* BEGIN *

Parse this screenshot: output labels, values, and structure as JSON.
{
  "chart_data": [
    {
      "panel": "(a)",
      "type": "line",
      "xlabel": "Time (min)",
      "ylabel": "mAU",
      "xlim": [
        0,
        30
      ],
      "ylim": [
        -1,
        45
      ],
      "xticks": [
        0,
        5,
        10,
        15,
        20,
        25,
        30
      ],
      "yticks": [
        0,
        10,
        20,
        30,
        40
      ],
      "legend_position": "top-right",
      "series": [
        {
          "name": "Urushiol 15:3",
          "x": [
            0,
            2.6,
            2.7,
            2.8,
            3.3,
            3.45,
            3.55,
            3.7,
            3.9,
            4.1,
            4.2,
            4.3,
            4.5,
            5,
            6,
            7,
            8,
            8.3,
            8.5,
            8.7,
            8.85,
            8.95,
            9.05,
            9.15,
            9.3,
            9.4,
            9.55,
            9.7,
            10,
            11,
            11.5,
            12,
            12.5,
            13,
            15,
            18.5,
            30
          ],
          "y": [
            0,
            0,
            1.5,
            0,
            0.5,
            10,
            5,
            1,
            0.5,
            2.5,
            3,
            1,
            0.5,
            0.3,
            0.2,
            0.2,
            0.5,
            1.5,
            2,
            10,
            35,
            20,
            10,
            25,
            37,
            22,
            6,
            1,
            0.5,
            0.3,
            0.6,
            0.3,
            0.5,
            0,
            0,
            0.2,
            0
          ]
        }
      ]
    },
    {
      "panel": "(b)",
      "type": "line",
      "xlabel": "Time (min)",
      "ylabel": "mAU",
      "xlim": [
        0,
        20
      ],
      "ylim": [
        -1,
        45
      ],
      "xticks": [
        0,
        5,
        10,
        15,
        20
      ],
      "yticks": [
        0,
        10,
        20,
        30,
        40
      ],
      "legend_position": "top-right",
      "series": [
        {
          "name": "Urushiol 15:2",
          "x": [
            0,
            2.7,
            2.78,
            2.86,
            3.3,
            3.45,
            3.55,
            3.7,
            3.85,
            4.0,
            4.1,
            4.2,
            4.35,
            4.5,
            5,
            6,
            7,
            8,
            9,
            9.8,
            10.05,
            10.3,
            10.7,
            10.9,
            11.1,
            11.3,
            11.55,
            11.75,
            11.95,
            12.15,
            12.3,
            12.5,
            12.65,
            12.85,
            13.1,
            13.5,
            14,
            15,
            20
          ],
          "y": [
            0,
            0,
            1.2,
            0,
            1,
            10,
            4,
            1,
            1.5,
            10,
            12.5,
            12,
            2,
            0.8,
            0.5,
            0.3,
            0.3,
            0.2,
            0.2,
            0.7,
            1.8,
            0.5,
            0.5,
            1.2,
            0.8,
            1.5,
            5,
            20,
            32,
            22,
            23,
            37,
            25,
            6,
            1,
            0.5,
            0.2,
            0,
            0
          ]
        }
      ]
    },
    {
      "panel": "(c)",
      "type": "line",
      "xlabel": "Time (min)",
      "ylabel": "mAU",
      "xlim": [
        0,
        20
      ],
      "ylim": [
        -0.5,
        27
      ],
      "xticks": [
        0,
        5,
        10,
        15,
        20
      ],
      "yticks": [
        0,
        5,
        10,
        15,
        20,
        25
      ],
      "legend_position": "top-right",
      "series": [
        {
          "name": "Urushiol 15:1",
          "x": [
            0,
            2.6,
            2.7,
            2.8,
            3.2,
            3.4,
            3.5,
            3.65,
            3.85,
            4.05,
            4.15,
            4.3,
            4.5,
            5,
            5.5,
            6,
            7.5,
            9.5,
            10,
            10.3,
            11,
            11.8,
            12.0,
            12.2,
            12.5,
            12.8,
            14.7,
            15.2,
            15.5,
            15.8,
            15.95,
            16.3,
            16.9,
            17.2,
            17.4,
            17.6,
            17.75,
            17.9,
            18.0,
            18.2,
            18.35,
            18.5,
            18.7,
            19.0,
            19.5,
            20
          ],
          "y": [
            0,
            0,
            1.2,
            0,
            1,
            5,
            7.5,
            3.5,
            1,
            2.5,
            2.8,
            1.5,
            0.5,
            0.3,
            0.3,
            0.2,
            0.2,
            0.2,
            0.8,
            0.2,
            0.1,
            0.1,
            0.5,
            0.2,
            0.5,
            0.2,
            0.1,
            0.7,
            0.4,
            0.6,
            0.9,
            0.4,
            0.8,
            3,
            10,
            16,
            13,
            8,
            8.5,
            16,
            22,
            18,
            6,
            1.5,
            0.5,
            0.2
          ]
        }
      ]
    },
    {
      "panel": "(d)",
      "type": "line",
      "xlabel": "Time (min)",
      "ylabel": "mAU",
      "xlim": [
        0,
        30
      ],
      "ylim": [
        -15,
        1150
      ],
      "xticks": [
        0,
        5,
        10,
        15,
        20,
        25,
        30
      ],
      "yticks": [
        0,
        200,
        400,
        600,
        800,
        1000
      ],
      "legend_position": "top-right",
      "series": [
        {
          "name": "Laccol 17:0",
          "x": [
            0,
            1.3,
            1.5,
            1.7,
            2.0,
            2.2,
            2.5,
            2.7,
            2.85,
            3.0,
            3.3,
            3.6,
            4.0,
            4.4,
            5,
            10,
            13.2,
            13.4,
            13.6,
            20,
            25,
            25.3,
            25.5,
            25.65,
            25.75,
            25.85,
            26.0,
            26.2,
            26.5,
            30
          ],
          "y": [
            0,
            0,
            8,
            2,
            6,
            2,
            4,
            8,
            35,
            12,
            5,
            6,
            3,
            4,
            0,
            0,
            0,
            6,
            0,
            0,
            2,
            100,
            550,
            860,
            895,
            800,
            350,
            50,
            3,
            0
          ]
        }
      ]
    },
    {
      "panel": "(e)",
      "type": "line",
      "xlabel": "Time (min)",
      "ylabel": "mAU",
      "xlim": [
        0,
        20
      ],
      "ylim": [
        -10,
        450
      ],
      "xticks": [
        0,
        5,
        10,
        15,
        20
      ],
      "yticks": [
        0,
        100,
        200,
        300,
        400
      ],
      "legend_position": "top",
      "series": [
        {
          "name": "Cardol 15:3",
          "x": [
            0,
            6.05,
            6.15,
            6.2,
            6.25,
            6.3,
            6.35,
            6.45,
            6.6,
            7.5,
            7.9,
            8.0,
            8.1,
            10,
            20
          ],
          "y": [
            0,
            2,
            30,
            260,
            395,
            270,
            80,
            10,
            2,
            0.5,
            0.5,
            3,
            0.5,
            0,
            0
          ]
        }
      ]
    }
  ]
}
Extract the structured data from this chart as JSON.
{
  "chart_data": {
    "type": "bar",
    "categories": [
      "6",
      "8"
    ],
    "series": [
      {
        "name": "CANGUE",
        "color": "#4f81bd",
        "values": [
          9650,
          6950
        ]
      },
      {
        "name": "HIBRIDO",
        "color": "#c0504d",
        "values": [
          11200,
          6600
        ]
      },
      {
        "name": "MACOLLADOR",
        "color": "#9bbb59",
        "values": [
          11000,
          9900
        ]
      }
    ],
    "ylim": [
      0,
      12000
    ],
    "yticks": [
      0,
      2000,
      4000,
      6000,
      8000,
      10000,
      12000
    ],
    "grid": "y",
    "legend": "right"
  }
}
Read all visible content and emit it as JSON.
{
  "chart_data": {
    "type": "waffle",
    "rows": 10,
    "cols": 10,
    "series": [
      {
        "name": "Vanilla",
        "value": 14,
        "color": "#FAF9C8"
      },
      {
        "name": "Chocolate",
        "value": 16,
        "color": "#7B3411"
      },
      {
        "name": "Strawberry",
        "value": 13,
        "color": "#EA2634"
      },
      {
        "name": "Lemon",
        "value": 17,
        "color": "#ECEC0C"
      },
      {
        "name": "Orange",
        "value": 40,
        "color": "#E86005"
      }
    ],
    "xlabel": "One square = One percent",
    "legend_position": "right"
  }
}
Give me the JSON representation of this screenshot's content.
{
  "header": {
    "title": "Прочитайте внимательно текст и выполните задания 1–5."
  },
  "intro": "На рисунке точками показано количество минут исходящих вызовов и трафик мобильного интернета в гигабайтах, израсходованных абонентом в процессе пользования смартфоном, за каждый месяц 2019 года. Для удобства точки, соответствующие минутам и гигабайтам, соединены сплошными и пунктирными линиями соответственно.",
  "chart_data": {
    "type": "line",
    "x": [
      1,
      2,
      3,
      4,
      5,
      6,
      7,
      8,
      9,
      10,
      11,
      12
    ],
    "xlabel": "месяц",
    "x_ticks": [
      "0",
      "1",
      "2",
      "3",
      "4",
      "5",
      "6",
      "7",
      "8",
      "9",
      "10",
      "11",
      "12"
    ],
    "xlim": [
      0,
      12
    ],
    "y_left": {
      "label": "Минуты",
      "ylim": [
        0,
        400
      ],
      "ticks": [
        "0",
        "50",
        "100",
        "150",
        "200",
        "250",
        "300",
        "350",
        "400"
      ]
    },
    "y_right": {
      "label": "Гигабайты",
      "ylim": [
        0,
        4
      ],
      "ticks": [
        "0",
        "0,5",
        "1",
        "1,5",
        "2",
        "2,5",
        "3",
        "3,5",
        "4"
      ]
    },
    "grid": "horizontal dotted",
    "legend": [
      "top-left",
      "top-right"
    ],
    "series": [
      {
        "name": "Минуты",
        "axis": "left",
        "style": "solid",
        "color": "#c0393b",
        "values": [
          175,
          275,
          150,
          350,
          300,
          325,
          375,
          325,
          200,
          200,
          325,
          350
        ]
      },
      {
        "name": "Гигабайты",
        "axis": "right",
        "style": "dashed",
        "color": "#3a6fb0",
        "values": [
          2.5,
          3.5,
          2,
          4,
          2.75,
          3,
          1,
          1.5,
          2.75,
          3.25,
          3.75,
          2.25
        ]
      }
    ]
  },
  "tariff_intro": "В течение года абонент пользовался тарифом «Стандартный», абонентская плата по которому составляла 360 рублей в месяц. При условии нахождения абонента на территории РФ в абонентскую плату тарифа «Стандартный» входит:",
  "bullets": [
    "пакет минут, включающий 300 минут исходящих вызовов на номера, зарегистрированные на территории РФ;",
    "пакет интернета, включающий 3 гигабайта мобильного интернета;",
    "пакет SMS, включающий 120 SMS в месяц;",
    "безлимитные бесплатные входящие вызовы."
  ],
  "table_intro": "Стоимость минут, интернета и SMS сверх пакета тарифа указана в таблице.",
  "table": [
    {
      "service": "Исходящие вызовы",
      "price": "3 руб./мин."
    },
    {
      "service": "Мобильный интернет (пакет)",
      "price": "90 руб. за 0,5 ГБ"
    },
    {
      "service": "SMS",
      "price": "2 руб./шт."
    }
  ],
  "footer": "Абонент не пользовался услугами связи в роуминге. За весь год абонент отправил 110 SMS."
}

* END *

List the lines of the records where "Urushiol" occurs.

**ANSWER TO THE PROBLEM**
          "name": "Urushiol 15:3",
          "name": "Urushiol 15:2",
          "name": "Urushiol 15:1",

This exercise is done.